**** DATA FOR THIS TASK

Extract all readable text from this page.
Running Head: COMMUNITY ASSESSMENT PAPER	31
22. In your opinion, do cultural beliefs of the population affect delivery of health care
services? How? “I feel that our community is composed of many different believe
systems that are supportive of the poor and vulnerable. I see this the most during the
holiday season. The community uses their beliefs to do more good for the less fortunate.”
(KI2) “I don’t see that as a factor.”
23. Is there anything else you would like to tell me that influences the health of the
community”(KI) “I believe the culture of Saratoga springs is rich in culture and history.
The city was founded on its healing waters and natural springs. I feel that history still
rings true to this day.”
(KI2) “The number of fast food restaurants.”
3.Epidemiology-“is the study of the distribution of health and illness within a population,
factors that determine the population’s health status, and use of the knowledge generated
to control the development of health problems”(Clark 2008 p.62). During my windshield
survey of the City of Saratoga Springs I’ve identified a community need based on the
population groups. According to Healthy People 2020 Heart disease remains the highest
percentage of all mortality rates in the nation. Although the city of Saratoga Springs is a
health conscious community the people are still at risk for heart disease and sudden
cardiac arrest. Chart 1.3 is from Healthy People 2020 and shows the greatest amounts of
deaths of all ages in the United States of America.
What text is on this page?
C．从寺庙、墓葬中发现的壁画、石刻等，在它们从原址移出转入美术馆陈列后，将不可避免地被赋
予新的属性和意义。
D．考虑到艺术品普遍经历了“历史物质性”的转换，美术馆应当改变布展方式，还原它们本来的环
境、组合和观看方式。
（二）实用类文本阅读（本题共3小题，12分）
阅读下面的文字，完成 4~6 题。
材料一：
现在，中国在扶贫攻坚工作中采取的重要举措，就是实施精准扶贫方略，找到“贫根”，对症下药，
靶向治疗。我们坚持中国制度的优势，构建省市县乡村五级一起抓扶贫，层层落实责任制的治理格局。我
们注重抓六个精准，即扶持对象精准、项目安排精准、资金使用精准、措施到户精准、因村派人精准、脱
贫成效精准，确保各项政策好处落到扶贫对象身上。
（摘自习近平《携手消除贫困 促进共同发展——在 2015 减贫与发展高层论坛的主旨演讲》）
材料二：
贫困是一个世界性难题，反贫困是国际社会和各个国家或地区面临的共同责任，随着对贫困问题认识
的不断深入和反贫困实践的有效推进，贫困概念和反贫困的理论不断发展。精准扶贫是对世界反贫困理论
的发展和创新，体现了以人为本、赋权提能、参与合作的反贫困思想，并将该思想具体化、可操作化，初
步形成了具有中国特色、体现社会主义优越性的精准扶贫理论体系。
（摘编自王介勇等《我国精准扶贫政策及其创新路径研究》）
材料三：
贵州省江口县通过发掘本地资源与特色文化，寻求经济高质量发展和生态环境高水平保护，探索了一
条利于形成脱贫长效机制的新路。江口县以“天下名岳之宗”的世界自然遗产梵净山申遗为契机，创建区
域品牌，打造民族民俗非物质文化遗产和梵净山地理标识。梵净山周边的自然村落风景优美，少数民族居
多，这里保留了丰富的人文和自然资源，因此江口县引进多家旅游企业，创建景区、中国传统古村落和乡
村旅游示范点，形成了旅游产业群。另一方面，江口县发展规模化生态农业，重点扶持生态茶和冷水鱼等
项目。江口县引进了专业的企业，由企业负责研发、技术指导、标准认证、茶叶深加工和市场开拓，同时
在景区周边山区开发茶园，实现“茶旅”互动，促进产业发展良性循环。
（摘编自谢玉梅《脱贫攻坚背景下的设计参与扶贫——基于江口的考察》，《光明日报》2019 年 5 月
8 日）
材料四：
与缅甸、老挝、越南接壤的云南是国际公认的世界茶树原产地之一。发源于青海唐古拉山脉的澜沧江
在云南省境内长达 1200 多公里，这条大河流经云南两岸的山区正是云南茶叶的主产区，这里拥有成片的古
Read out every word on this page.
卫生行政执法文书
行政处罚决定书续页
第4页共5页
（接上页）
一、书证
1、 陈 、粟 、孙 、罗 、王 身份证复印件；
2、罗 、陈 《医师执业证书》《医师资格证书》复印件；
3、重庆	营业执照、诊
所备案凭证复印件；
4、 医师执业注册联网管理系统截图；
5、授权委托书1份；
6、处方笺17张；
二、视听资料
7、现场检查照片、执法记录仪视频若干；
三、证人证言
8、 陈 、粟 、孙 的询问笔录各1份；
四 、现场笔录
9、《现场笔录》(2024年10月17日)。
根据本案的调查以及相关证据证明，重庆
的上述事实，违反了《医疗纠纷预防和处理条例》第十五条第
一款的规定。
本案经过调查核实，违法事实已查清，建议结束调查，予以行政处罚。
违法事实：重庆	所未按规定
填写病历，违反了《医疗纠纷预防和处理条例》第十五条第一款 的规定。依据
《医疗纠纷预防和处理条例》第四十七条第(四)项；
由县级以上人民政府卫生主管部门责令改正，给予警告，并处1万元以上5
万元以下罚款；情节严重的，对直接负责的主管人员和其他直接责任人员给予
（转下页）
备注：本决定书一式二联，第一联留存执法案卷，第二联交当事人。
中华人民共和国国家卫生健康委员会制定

********

> **CHALLENGE**: Copy out each line above, character for character.

> **REPLY**:
Extract all readable text from this page.
Running Head: COMMUNITY ASSESSMENT PAPER	31
22. In your opinion, do cultural beliefs of the population affect delivery of health care
services? How? “I feel that our community is composed of many different believe
systems that are supportive of the poor and vulnerable. I see this the most during the
holiday season. The community uses their beliefs to do more good for the less fortunate.”
(KI2) “I don’t see that as a factor.”
23. Is there anything else you would like to tell me that influences the health of the
community”(KI) “I believe the culture of Saratoga springs is rich in culture and history.
The city was founded on its healing waters and natural springs. I feel that history still
rings true to this day.”
(KI2) “The number of fast food restaurants.”
3.Epidemiology-“is the study of the distribution of health and illness within a population,
factors that determine the population’s health status, and use of the knowledge generated
to control the development of health problems”(Clark 2008 p.62). During my windshield
survey of the City of Saratoga Springs I’ve identified a community need based on the
population groups. According to Healthy People 2020 Heart disease remains the highest
percentage of all mortality rates in the nation. Although the city of Saratoga Springs is a
health conscious community the people are still at risk for heart disease and sudden
cardiac arrest. Chart 1.3 is from Healthy People 2020 and shows the greatest amounts of
deaths of all ages in the United States of America.
What text is on this page?
C．从寺庙、墓葬中发现的壁画、石刻等，在它们从原址移出转入美术馆陈列后，将不可避免地被赋
予新的属性和意义。
D．考虑到艺术品普遍经历了“历史物质性”的转换，美术馆应当改变布展方式，还原它们本来的环
境、组合和观看方式。
（二）实用类文本阅读（本题共3小题，12分）
阅读下面的文字，完成 4~6 题。
材料一：
现在，中国在扶贫攻坚工作中采取的重要举措，就是实施精准扶贫方略，找到“贫根”，对症下药，
靶向治疗。我们坚持中国制度的优势，构建省市县乡村五级一起抓扶贫，层层落实责任制的治理格局。我
们注重抓六个精准，即扶持对象精准、项目安排精准、资金使用精准、措施到户精准、因村派人精准、脱
贫成效精准，确保各项政策好处落到扶贫对象身上。
（摘自习近平《携手消除贫困 促进共同发展——在 2015 减贫与发展高层论坛的主旨演讲》）
材料二：
贫困是一个世界性难题，反贫困是国际社会和各个国家或地区面临的共同责任，随着对贫困问题认识
的不断深入和反贫困实践的有效推进，贫困概念和反贫困的理论不断发展。精准扶贫是对世界反贫困理论
的发展和创新，体现了以人为本、赋权提能、参与合作的反贫困思想，并将该思想具体化、可操作化，初
步形成了具有中国特色、体现社会主义优越性的精准扶贫理论体系。
（摘编自王介勇等《我国精准扶贫政策及其创新路径研究》）
材料三：
贵州省江口县通过发掘本地资源与特色文化，寻求经济高质量发展和生态环境高水平保护，探索了一
条利于形成脱贫长效机制的新路。江口县以“天下名岳之宗”的世界自然遗产梵净山申遗为契机，创建区
域品牌，打造民族民俗非物质文化遗产和梵净山地理标识。梵净山周边的自然村落风景优美，少数民族居
多，这里保留了丰富的人文和自然资源，因此江口县引进多家旅游企业，创建景区、中国传统古村落和乡
村旅游示范点，形成了旅游产业群。另一方面，江口县发展规模化生态农业，重点扶持生态茶和冷水鱼等
项目。江口县引进了专业的企业，由企业负责研发、技术指导、标准认证、茶叶深加工和市场开拓，同时
在景区周边山区开发茶园，实现“茶旅”互动，促进产业发展良性循环。
（摘编自谢玉梅《脱贫攻坚背景下的设计参与扶贫——基于江口的考察》，《光明日报》2019 年 5 月
8 日）
材料四：
与缅甸、老挝、越南接壤的云南是国际公认的世界茶树原产地之一。发源于青海唐古拉山脉的澜沧江
在云南省境内长达 1200 多公里，这条大河流经云南两岸的山区正是云南茶叶的主产区，这里拥有成片的古
Read out every word on this page.
卫生行政执法文书
行政处罚决定书续页
第4页共5页
（接上页）
一、书证
1、 陈 、粟 、孙 、罗 、王 身份证复印件；
2、罗 、陈 《医师执业证书》《医师资格证书》复印件；
3、重庆	营业执照、诊
所备案凭证复印件；
4、 医师执业注册联网管理系统截图；
5、授权委托书1份；
6、处方笺17张；
二、视听资料
7、现场检查照片、执法记录仪视频若干；
三、证人证言
8、 陈 、粟 、孙 的询问笔录各1份；
四 、现场笔录
9、《现场笔录》(2024年10月17日)。
根据本案的调查以及相关证据证明，重庆
的上述事实，违反了《医疗纠纷预防和处理条例》第十五条第
一款的规定。
本案经过调查核实，违法事实已查清，建议结束调查，予以行政处罚。
违法事实：重庆	所未按规定
填写病历，违反了《医疗纠纷预防和处理条例》第十五条第一款 的规定。依据
《医疗纠纷预防和处理条例》第四十七条第(四)项；
由县级以上人民政府卫生主管部门责令改正，给予警告，并处1万元以上5
万元以下罚款；情节严重的，对直接负责的主管人员和其他直接责任人员给予
（转下页）
备注：本决定书一式二联，第一联留存执法案卷，第二联交当事人。
中华人民共和国国家卫生健康委员会制定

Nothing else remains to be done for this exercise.